- Data for processing -
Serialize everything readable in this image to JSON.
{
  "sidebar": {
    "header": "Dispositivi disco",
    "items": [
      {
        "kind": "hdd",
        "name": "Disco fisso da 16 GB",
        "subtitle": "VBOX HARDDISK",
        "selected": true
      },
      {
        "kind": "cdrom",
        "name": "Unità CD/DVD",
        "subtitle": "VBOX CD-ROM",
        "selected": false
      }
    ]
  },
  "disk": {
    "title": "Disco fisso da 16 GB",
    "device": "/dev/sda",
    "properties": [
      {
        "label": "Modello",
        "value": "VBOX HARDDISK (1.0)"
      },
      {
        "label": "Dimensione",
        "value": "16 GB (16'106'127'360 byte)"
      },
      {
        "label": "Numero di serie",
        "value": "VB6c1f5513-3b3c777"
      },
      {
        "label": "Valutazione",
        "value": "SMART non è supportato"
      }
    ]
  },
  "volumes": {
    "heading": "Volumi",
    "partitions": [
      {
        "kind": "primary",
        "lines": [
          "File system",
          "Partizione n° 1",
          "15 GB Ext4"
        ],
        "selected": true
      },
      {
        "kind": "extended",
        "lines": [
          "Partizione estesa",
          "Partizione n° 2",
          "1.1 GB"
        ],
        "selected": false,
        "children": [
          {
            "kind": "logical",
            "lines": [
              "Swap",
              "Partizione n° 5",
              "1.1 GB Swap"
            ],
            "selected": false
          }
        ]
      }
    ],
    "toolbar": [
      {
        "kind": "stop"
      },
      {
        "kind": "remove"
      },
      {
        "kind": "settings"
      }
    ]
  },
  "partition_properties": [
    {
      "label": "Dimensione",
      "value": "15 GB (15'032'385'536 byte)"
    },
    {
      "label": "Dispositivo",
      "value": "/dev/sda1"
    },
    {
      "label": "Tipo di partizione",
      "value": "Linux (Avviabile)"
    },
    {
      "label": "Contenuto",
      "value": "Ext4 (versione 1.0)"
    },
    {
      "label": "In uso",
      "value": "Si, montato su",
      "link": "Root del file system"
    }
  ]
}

- Work to do -
Please output the entries above, every line exactly as it reads.

- Complete output -
Serialize everything readable in this image to JSON.
{
  "sidebar": {
    "header": "Dispositivi disco",
    "items": [
      {
        "kind": "hdd",
        "name": "Disco fisso da 16 GB",
        "subtitle": "VBOX HARDDISK",
        "selected": true
      },
      {
        "kind": "cdrom",
        "name": "Unità CD/DVD",
        "subtitle": "VBOX CD-ROM",
        "selected": false
      }
    ]
  },
  "disk": {
    "title": "Disco fisso da 16 GB",
    "device": "/dev/sda",
    "properties": [
      {
        "label": "Modello",
        "value": "VBOX HARDDISK (1.0)"
      },
      {
        "label": "Dimensione",
        "value": "16 GB (16'106'127'360 byte)"
      },
      {
        "label": "Numero di serie",
        "value": "VB6c1f5513-3b3c777"
      },
      {
        "label": "Valutazione",
        "value": "SMART non è supportato"
      }
    ]
  },
  "volumes": {
    "heading": "Volumi",
    "partitions": [
      {
        "kind": "primary",
        "lines": [
          "File system",
          "Partizione n° 1",
          "15 GB Ext4"
        ],
        "selected": true
      },
      {
        "kind": "extended",
        "lines": [
          "Partizione estesa",
          "Partizione n° 2",
          "1.1 GB"
        ],
        "selected": false,
        "children": [
          {
            "kind": "logical",
            "lines": [
              "Swap",
              "Partizione n° 5",
              "1.1 GB Swap"
            ],
            "selected": false
          }
        ]
      }
    ],
    "toolbar": [
      {
        "kind": "stop"
      },
      {
        "kind": "remove"
      },
      {
        "kind": "settings"
      }
    ]
  },
  "partition_properties": [
    {
      "label": "Dimensione",
      "value": "15 GB (15'032'385'536 byte)"
    },
    {
      "label": "Dispositivo",
      "value": "/dev/sda1"
    },
    {
      "label": "Tipo di partizione",
      "value": "Linux (Avviabile)"
    },
    {
      "label": "Contenuto",
      "value": "Ext4 (versione 1.0)"
    },
    {
      "label": "In uso",
      "value": "Si, montato su",
      "link": "Root del file system"
    }
  ]
}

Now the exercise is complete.